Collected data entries
────────

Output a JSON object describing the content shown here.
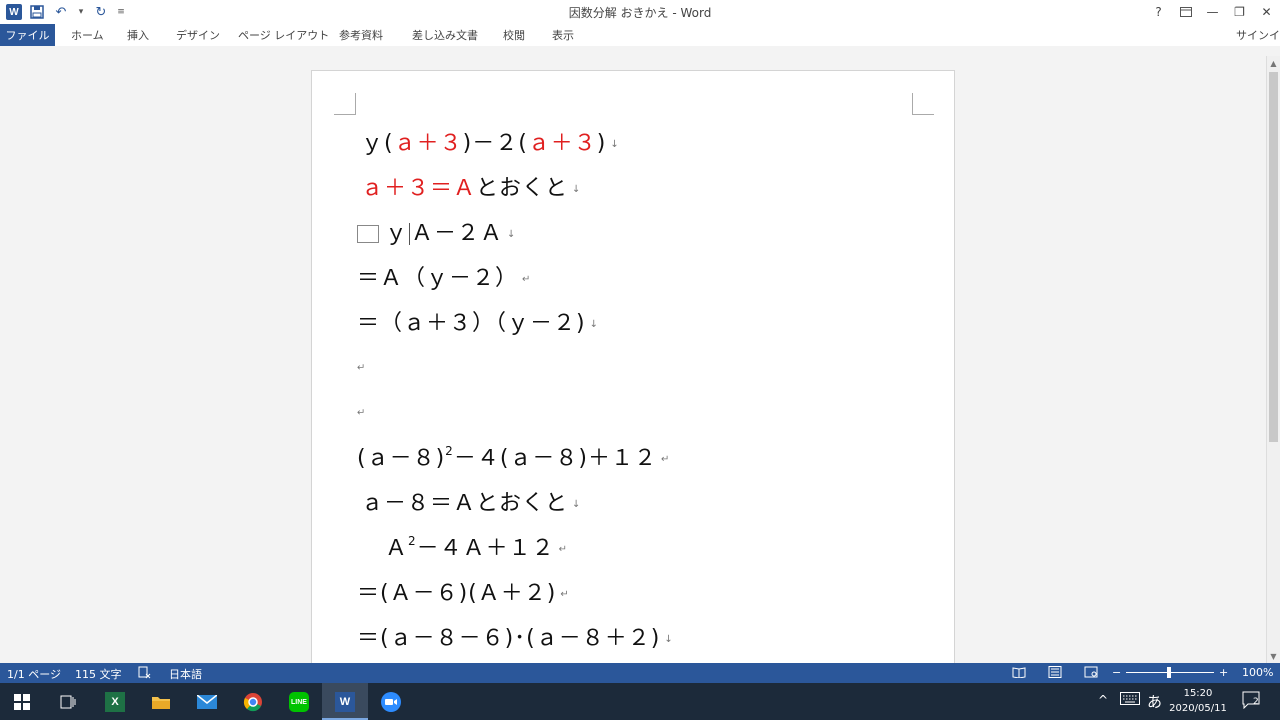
{
  "titlebar": {
    "title": "因数分解 おきかえ - Word",
    "help": "?",
    "minimize": "—",
    "restore": "❐",
    "close": "✕"
  },
  "ribbon": {
    "tabs": [
      "ファイル",
      "ホーム",
      "挿入",
      "デザイン",
      "ページ レイアウト",
      "参考資料",
      "差し込み文書",
      "校閲",
      "表示"
    ],
    "signin": "サインイン"
  },
  "document": {
    "lines": [
      {
        "id": "l1"
      },
      {
        "id": "l2"
      },
      {
        "id": "l3"
      },
      {
        "id": "l4",
        "text": "＝Ａ（ｙ－２）"
      },
      {
        "id": "l5",
        "text": "＝（ａ＋３）（ｙ－２)"
      },
      {
        "id": "l8",
        "text": "(ａ－８)"
      },
      {
        "id": "l9",
        "text": "ａ－８＝Ａとおくと"
      },
      {
        "id": "l10",
        "text": "Ａ"
      },
      {
        "id": "l11",
        "text": "＝(Ａ－６)(Ａ＋２)"
      },
      {
        "id": "l12",
        "text": "＝(ａ－８－６)･(ａ－８＋２)"
      }
    ],
    "parts": {
      "l1a": "ｙ(",
      "l1b": "ａ＋３",
      "l1c": ")－２(",
      "l1d": "ａ＋３",
      "l1e": ")",
      "l2a": "ａ＋３＝Ａ",
      "l2b": "とおくと",
      "l3a": "ｙ",
      "l3b": "Ａ－２Ａ",
      "l8sup": "2",
      "l8b": "－４(ａ－８)＋１２",
      "l10sup": "2",
      "l10b": "－４Ａ＋１２"
    }
  },
  "statusbar": {
    "page": "1/1 ページ",
    "words": "115 文字",
    "language": "日本語",
    "zoom": "100%"
  },
  "taskbar": {
    "time": "15:20",
    "date": "2020/05/11",
    "ime": "あ",
    "notifications": "2"
  }
}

────────

## Work instructions:
Print all the records again exactly; do not include any picture.

## Solution for this exercise:
Output a JSON object describing the content shown here.
{
  "titlebar": {
    "title": "因数分解 おきかえ - Word",
    "help": "?",
    "minimize": "—",
    "restore": "❐",
    "close": "✕"
  },
  "ribbon": {
    "tabs": [
      "ファイル",
      "ホーム",
      "挿入",
      "デザイン",
      "ページ レイアウト",
      "参考資料",
      "差し込み文書",
      "校閲",
      "表示"
    ],
    "signin": "サインイン"
  },
  "document": {
    "lines": [
      {
        "id": "l1"
      },
      {
        "id": "l2"
      },
      {
        "id": "l3"
      },
      {
        "id": "l4",
        "text": "＝Ａ（ｙ－２）"
      },
      {
        "id": "l5",
        "text": "＝（ａ＋３）（ｙ－２)"
      },
      {
        "id": "l8",
        "text": "(ａ－８)"
      },
      {
        "id": "l9",
        "text": "ａ－８＝Ａとおくと"
      },
      {
        "id": "l10",
        "text": "Ａ"
      },
      {
        "id": "l11",
        "text": "＝(Ａ－６)(Ａ＋２)"
      },
      {
        "id": "l12",
        "text": "＝(ａ－８－６)･(ａ－８＋２)"
      }
    ],
    "parts": {
      "l1a": "ｙ(",
      "l1b": "ａ＋３",
      "l1c": ")－２(",
      "l1d": "ａ＋３",
      "l1e": ")",
      "l2a": "ａ＋３＝Ａ",
      "l2b": "とおくと",
      "l3a": "ｙ",
      "l3b": "Ａ－２Ａ",
      "l8sup": "2",
      "l8b": "－４(ａ－８)＋１２",
      "l10sup": "2",
      "l10b": "－４Ａ＋１２"
    }
  },
  "statusbar": {
    "page": "1/1 ページ",
    "words": "115 文字",
    "language": "日本語",
    "zoom": "100%"
  },
  "taskbar": {
    "time": "15:20",
    "date": "2020/05/11",
    "ime": "あ",
    "notifications": "2"
  }
}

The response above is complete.